*Given data*:
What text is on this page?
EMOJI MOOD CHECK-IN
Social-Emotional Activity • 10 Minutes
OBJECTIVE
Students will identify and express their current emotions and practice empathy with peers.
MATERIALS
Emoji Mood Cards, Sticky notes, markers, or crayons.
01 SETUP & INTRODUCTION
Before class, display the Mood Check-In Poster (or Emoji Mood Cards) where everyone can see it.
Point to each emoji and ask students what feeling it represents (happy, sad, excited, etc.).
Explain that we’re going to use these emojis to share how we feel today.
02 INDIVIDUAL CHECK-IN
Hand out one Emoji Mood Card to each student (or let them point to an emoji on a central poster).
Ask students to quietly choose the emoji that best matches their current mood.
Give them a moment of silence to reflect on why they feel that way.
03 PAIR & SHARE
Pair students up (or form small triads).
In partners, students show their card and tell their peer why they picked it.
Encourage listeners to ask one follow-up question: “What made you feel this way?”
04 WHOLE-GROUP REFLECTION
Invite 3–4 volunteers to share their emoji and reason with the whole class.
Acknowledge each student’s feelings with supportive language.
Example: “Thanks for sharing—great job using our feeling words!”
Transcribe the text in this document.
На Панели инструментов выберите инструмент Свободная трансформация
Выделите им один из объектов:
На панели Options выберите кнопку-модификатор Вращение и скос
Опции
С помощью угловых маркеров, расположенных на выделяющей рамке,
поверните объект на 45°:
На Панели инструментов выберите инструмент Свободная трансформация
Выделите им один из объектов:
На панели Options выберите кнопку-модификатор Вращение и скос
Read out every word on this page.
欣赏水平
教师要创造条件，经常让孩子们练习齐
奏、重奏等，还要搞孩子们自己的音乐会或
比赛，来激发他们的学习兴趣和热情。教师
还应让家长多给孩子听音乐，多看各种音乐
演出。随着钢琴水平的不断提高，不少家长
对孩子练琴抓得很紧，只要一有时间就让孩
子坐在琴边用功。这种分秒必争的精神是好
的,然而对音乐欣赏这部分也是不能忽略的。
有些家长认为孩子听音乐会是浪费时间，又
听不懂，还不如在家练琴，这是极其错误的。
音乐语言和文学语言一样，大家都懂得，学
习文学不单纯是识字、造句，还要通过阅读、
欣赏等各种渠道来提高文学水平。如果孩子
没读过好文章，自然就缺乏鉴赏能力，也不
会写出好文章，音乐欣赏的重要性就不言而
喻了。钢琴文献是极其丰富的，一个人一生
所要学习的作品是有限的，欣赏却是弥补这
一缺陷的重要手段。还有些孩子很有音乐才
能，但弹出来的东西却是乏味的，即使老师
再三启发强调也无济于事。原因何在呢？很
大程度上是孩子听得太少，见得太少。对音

*Problem*: Reproduce the listing shown above in its entirety, exactly.

*Complete output*:
What text is on this page?
EMOJI MOOD CHECK-IN
Social-Emotional Activity • 10 Minutes
OBJECTIVE
Students will identify and express their current emotions and practice empathy with peers.
MATERIALS
Emoji Mood Cards, Sticky notes, markers, or crayons.
01 SETUP & INTRODUCTION
Before class, display the Mood Check-In Poster (or Emoji Mood Cards) where everyone can see it.
Point to each emoji and ask students what feeling it represents (happy, sad, excited, etc.).
Explain that we’re going to use these emojis to share how we feel today.
02 INDIVIDUAL CHECK-IN
Hand out one Emoji Mood Card to each student (or let them point to an emoji on a central poster).
Ask students to quietly choose the emoji that best matches their current mood.
Give them a moment of silence to reflect on why they feel that way.
03 PAIR & SHARE
Pair students up (or form small triads).
In partners, students show their card and tell their peer why they picked it.
Encourage listeners to ask one follow-up question: “What made you feel this way?”
04 WHOLE-GROUP REFLECTION
Invite 3–4 volunteers to share their emoji and reason with the whole class.
Acknowledge each student’s feelings with supportive language.
Example: “Thanks for sharing—great job using our feeling words!”
Transcribe the text in this document.
На Панели инструментов выберите инструмент Свободная трансформация
Выделите им один из объектов:
На панели Options выберите кнопку-модификатор Вращение и скос
Опции
С помощью угловых маркеров, расположенных на выделяющей рамке,
поверните объект на 45°:
На Панели инструментов выберите инструмент Свободная трансформация
Выделите им один из объектов:
На панели Options выберите кнопку-модификатор Вращение и скос
Read out every word on this page.
欣赏水平
教师要创造条件，经常让孩子们练习齐
奏、重奏等，还要搞孩子们自己的音乐会或
比赛，来激发他们的学习兴趣和热情。教师
还应让家长多给孩子听音乐，多看各种音乐
演出。随着钢琴水平的不断提高，不少家长
对孩子练琴抓得很紧，只要一有时间就让孩
子坐在琴边用功。这种分秒必争的精神是好
的,然而对音乐欣赏这部分也是不能忽略的。
有些家长认为孩子听音乐会是浪费时间，又
听不懂，还不如在家练琴，这是极其错误的。
音乐语言和文学语言一样，大家都懂得，学
习文学不单纯是识字、造句，还要通过阅读、
欣赏等各种渠道来提高文学水平。如果孩子
没读过好文章，自然就缺乏鉴赏能力，也不
会写出好文章，音乐欣赏的重要性就不言而
喻了。钢琴文献是极其丰富的，一个人一生
所要学习的作品是有限的，欣赏却是弥补这
一缺陷的重要手段。还有些孩子很有音乐才
能，但弹出来的东西却是乏味的，即使老师
再三启发强调也无济于事。原因何在呢？很
大程度上是孩子听得太少，见得太少。对音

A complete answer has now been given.